Records from a collection:
----------
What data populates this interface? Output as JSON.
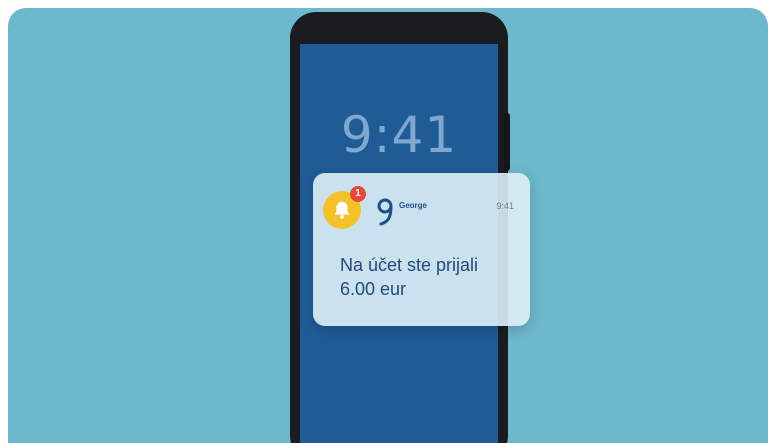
{
  "lockscreen": {
    "time": "9:41"
  },
  "notification": {
    "badge_count": "1",
    "app_name": "George",
    "time": "9:41",
    "message_line1": "Na účet ste prijali",
    "message_line2": "6.00 eur",
    "icons": [
      "bell-icon",
      "george-logo-icon"
    ]
  },
  "colors": {
    "background": "#6db8cc",
    "phone_frame": "#1a1c1f",
    "screen": "#1f5c96",
    "bell_badge": "#f3c12a",
    "count_badge": "#e8473b",
    "notification_text": "#1f4a7a"
  }
}
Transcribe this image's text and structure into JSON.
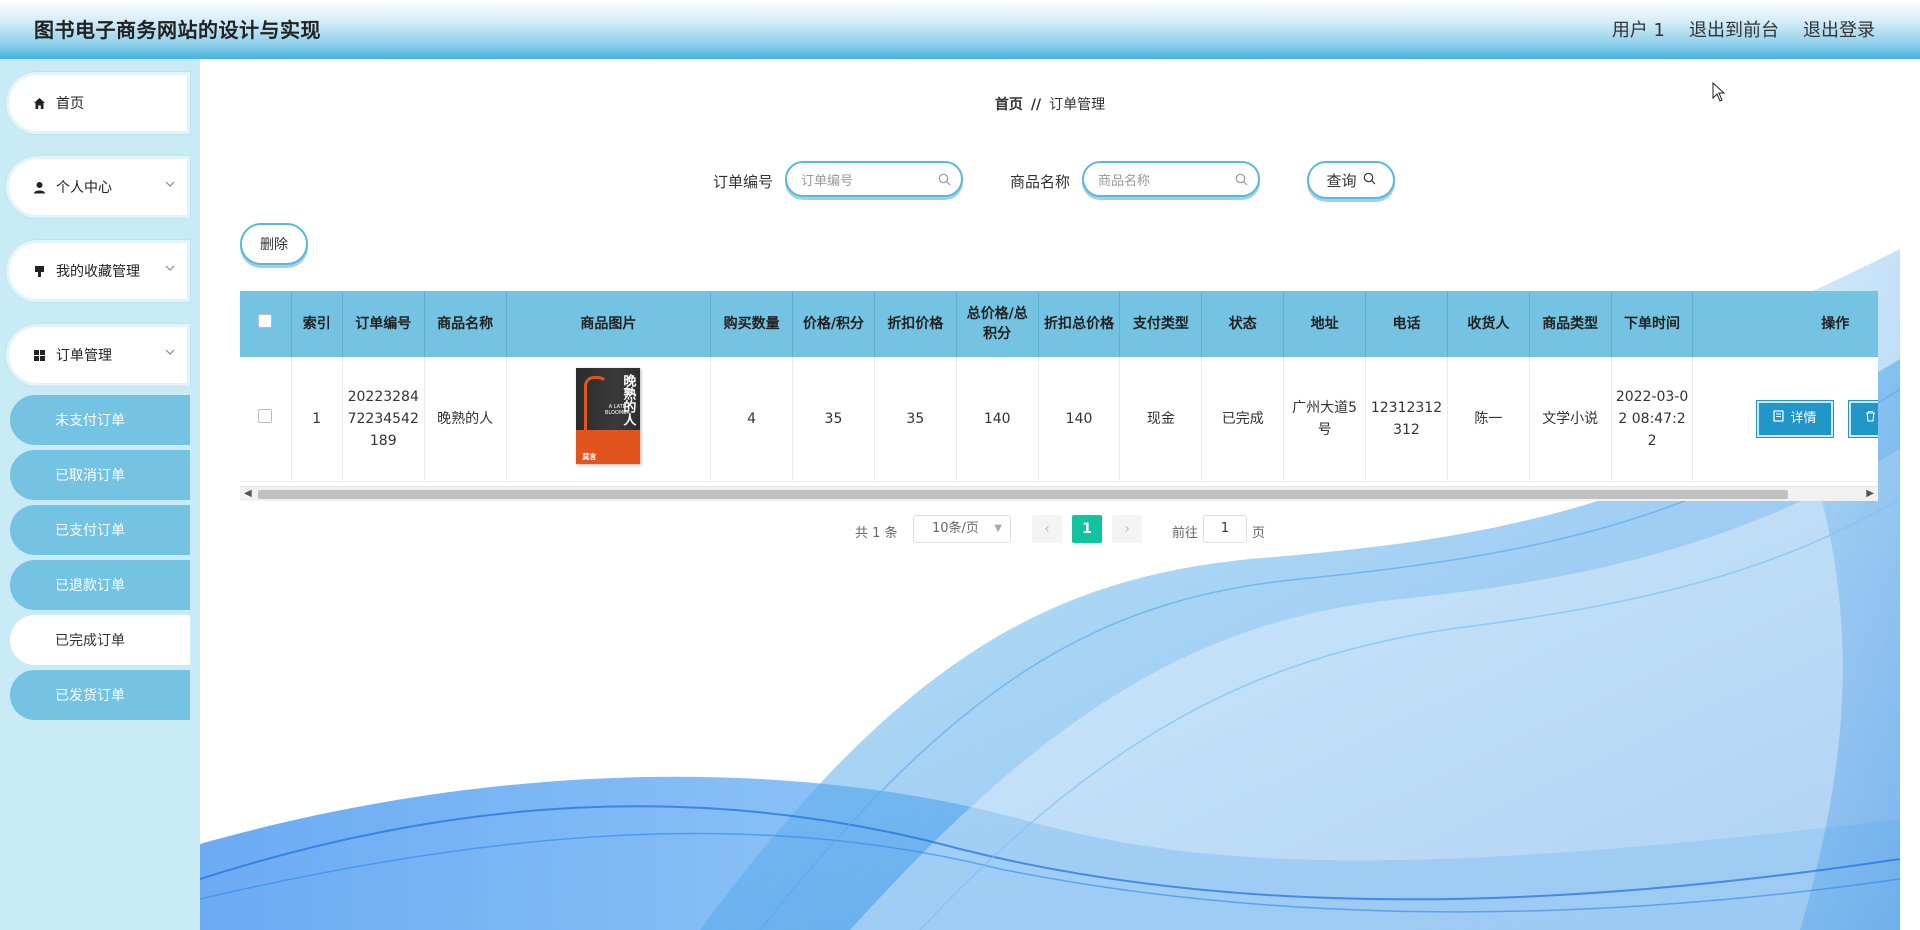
----------
--- Do this ---
Take the records above and transcribe them exactly, dropping every picture.

--- Solution for this exercise ---
What data populates this interface? Output as JSON.
{
  "lockscreen": {
    "time": "9:41"
  },
  "notification": {
    "badge_count": "1",
    "app_name": "George",
    "time": "9:41",
    "message_line1": "Na účet ste prijali",
    "message_line2": "6.00 eur",
    "icons": [
      "bell-icon",
      "george-logo-icon"
    ]
  },
  "colors": {
    "background": "#6db8cc",
    "phone_frame": "#1a1c1f",
    "screen": "#1f5c96",
    "bell_badge": "#f3c12a",
    "count_badge": "#e8473b",
    "notification_text": "#1f4a7a"
  }
}
Transcribe this image's text and structure into JSON.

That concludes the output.